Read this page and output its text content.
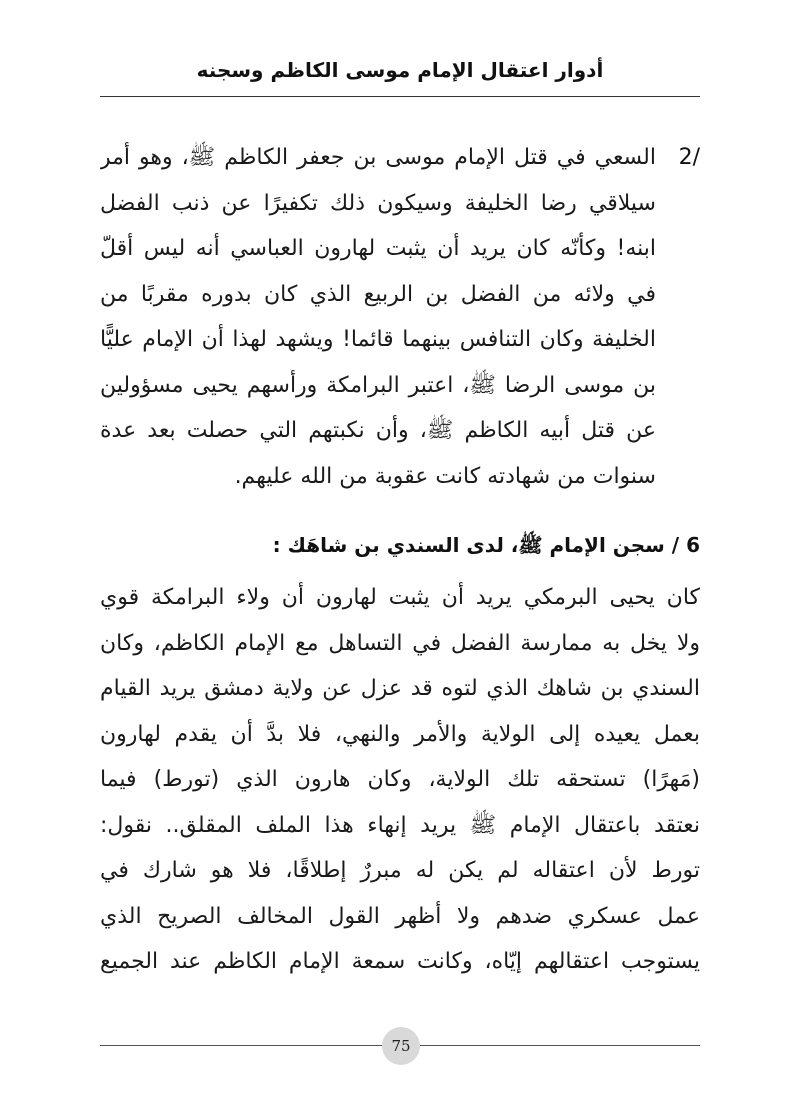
أدوار اعتقال الإمام موسى الكاظم وسجنه
2/
السعي في قتل الإمام موسى بن جعفر الكاظم ﷺ، وهو أمر
سيلاقي رضا الخليفة وسيكون ذلك تكفيرًا عن ذنب الفضل
ابنه! وكأنّه كان يريد أن يثبت لهارون العباسي أنه ليس أقلّ
في ولائه من الفضل بن الربيع الذي كان بدوره مقربًا من
الخليفة وكان التنافس بينهما قائما! ويشهد لهذا أن الإمام عليًّا
بن موسى الرضا ﷺ، اعتبر البرامكة ورأسهم يحيى مسؤولين
عن قتل أبيه الكاظم ﷺ، وأن نكبتهم التي حصلت بعد عدة
سنوات من شهادته كانت عقوبة من الله عليهم.
6 / سجن الإمام ﷺ، لدى السندي بن شاهَك :
كان يحيى البرمكي يريد أن يثبت لهارون أن ولاء البرامكة قوي
ولا يخل به ممارسة الفضل في التساهل مع الإمام الكاظم، وكان
السندي بن شاهك الذي لتوه قد عزل عن ولاية دمشق يريد القيام
بعمل يعيده إلى الولاية والأمر والنهي، فلا بدَّ أن يقدم لهارون
(مَهرًا) تستحقه تلك الولاية، وكان هارون الذي (تورط) فيما
نعتقد باعتقال الإمام ﷺ يريد إنهاء هذا الملف المقلق.. نقول:
تورط لأن اعتقاله لم يكن له مبررٌ إطلاقًا، فلا هو شارك في
عمل عسكري ضدهم ولا أظهر القول المخالف الصريح الذي
يستوجب اعتقالهم إيّاه، وكانت سمعة الإمام الكاظم عند الجميع
75
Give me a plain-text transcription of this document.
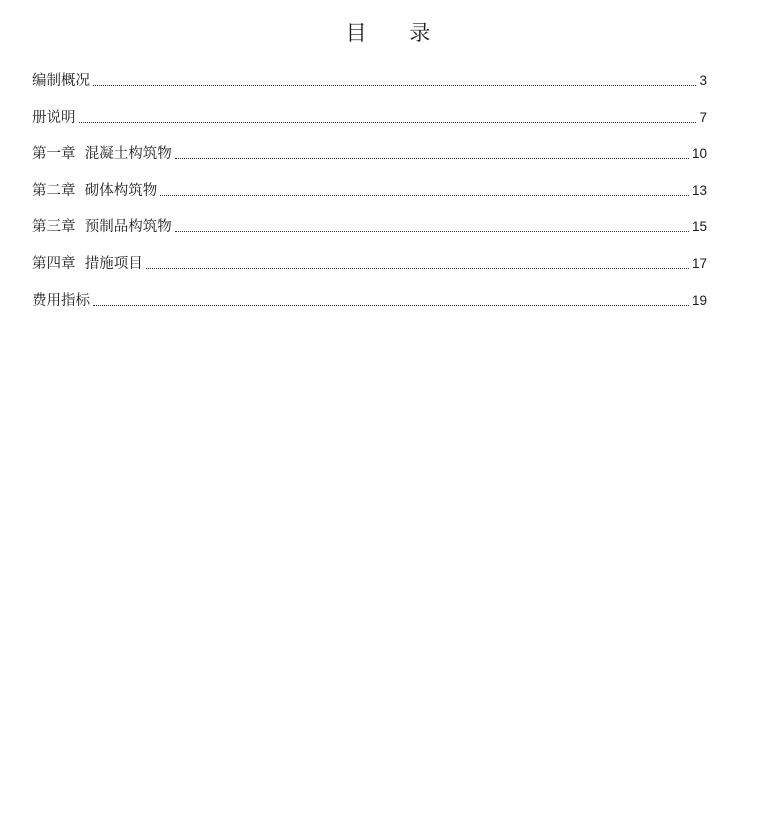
目 录
编制概况	3
册说明	7
第一章  混凝土构筑物	10
第二章  砌体构筑物	13
第三章  预制品构筑物	15
第四章  措施项目	17
费用指标	19
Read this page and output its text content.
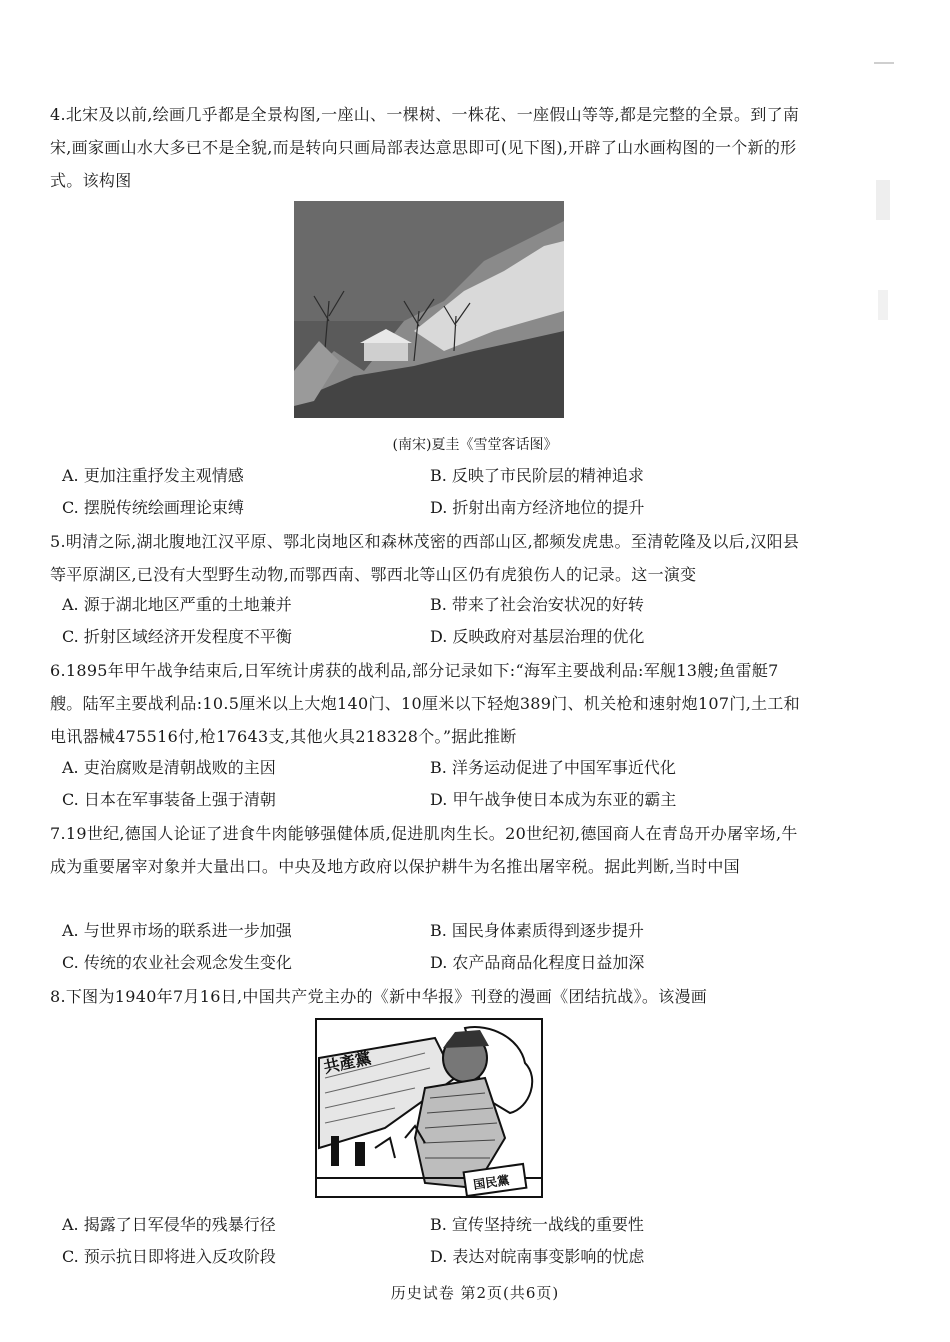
4.北宋及以前,绘画几乎都是全景构图,一座山、一棵树、一株花、一座假山等等,都是完整的全景。到了南宋,画家画山水大多已不是全貌,而是转向只画局部表达意思即可(见下图),开辟了山水画构图的一个新的形式。该构图
(南宋)夏圭《雪堂客话图》
A. 更加注重抒发主观情感	B. 反映了市民阶层的精神追求
C. 摆脱传统绘画理论束缚	D. 折射出南方经济地位的提升
5.明清之际,湖北腹地江汉平原、鄂北岗地区和森林茂密的西部山区,都频发虎患。至清乾隆及以后,汉阳县等平原湖区,已没有大型野生动物,而鄂西南、鄂西北等山区仍有虎狼伤人的记录。这一演变
A. 源于湖北地区严重的土地兼并	B. 带来了社会治安状况的好转
C. 折射区域经济开发程度不平衡	D. 反映政府对基层治理的优化
6.1895年甲午战争结束后,日军统计虏获的战利品,部分记录如下:“海军主要战利品:军舰13艘;鱼雷艇7艘。陆军主要战利品:10.5厘米以上大炮140门、10厘米以下轻炮389门、机关枪和速射炮107门,土工和电讯器械475516付,枪17643支,其他火具218328个。”据此推断
A. 吏治腐败是清朝战败的主因	B. 洋务运动促进了中国军事近代化
C. 日本在军事装备上强于清朝	D. 甲午战争使日本成为东亚的霸主
7.19世纪,德国人论证了进食牛肉能够强健体质,促进肌肉生长。20世纪初,德国商人在青岛开办屠宰场,牛成为重要屠宰对象并大量出口。中央及地方政府以保护耕牛为名推出屠宰税。据此判断,当时中国
A. 与世界市场的联系进一步加强	B. 国民身体素质得到逐步提升
C. 传统的农业社会观念发生变化	D. 农产品商品化程度日益加深
8.下图为1940年7月16日,中国共产党主办的《新中华报》刊登的漫画《团结抗战》。该漫画
共產黨
国民黨
A. 揭露了日军侵华的残暴行径	B. 宣传坚持统一战线的重要性
C. 预示抗日即将进入反攻阶段	D. 表达对皖南事变影响的忧虑
历史试卷 第2页(共6页)
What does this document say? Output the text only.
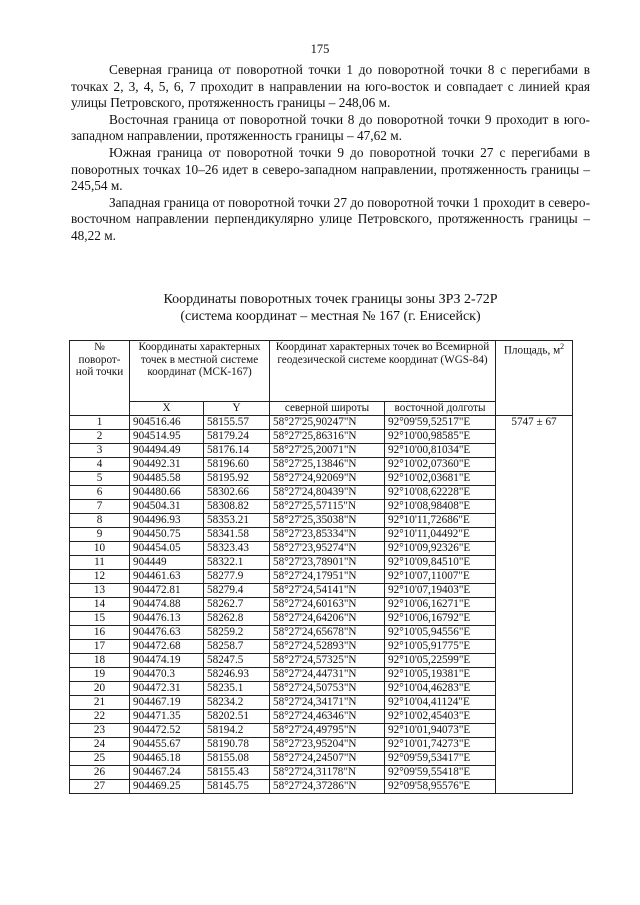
175

Северная граница от поворотной точки 1 до поворотной точки 8 с перегибами в точках 2, 3, 4, 5, 6, 7 проходит в направлении на юго-восток и совпадает с линией края улицы Петровского, протяженность границы – 248,06 м.

Восточная граница от поворотной точки 8 до поворотной точки 9 проходит в юго-западном направлении, протяженность границы – 47,62 м.

Южная граница от поворотной точки 9 до поворотной точки 27 с перегибами в поворотных точках 10–26 идет в северо-западном направлении, протяженность границы – 245,54 м.

Западная граница от поворотной точки 27 до поворотной точки 1 проходит в северо-восточном направлении перпендикулярно улице Петровского, протяженность границы – 48,22 м.

Координаты поворотных точек границы зоны ЗРЗ 2-72Р
(система координат – местная № 167 (г. Енисейск)
№ поворот-ной точки	Координаты характерных точек в местной системе координат (МСК-167)		Координат характерных точек во Всемирной геодезической системе координат (WGS-84)		Площадь, $м^2$
	X	Y	северной широты	восточной долготы	
1	904516.46	58155.57	58°27'25,90247"N	92°09'59,52517"E	5747 ± 67
2	904514.95	58179.24	58°27'25,86316"N	92°10'00,98585"E	
3	904494.49	58176.14	58°27'25,20071"N	92°10'00,81034"E	
4	904492.31	58196.60	58°27'25,13846"N	92°10'02,07360"E	
5	904485.58	58195.92	58°27'24,92069"N	92°10'02,03681"E	
6	904480.66	58302.66	58°27'24,80439"N	92°10'08,62228"E	
7	904504.31	58308.82	58°27'25,57115"N	92°10'08,98408"E	
8	904496.93	58353.21	58°27'25,35038"N	92°10'11,72686"E	
9	904450.75	58341.58	58°27'23,85334"N	92°10'11,04492"E	
10	904454.05	58323.43	58°27'23,95274"N	92°10'09,92326"E	
11	904449	58322.1	58°27'23,78901"N	92°10'09,84510"E	
12	904461.63	58277.9	58°27'24,17951"N	92°10'07,11007"E	
13	904472.81	58279.4	58°27'24,54141"N	92°10'07,19403"E	
14	904474.88	58262.7	58°27'24,60163"N	92°10'06,16271"E	
15	904476.13	58262.8	58°27'24,64206"N	92°10'06,16792"E	
16	904476.63	58259.2	58°27'24,65678"N	92°10'05,94556"E	
17	904472.68	58258.7	58°27'24,52893"N	92°10'05,91775"E	
18	904474.19	58247.5	58°27'24,57325"N	92°10'05,22599"E	
19	904470.3	58246.93	58°27'24,44731"N	92°10'05,19381"E	
20	904472.31	58235.1	58°27'24,50753"N	92°10'04,46283"E	
21	904467.19	58234.2	58°27'24,34171"N	92°10'04,41124"E	
22	904471.35	58202.51	58°27'24,46346"N	92°10'02,45403"E	
23	904472.52	58194.2	58°27'24,49795"N	92°10'01,94073"E	
24	904455.67	58190.78	58°27'23,95204"N	92°10'01,74273"E	
25	904465.18	58155.08	58°27'24,24507"N	92°09'59,53417"E	
26	904467.24	58155.43	58°27'24,31178"N	92°09'59,55418"E	
27	904469.25	58145.75	58°27'24,37286"N	92°09'58,95576"E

##########

Filter the records for lines holding the string "проходит". Copy each one.

Северная граница от поворотной точки 1 до поворотной точки 8 с перегибами в точках 2, 3, 4, 5, 6, 7 проходит в направлении на юго-восток и совпадает с линией края улицы Петровского, протяженность границы – 248,06 м.
Восточная граница от поворотной точки 8 до поворотной точки 9 проходит в юго-западном направлении, протяженность границы – 47,62 м.
Западная граница от поворотной точки 27 до поворотной точки 1 проходит в северо-восточном направлении перпендикулярно улице Петровского, протяженность границы – 48,22 м.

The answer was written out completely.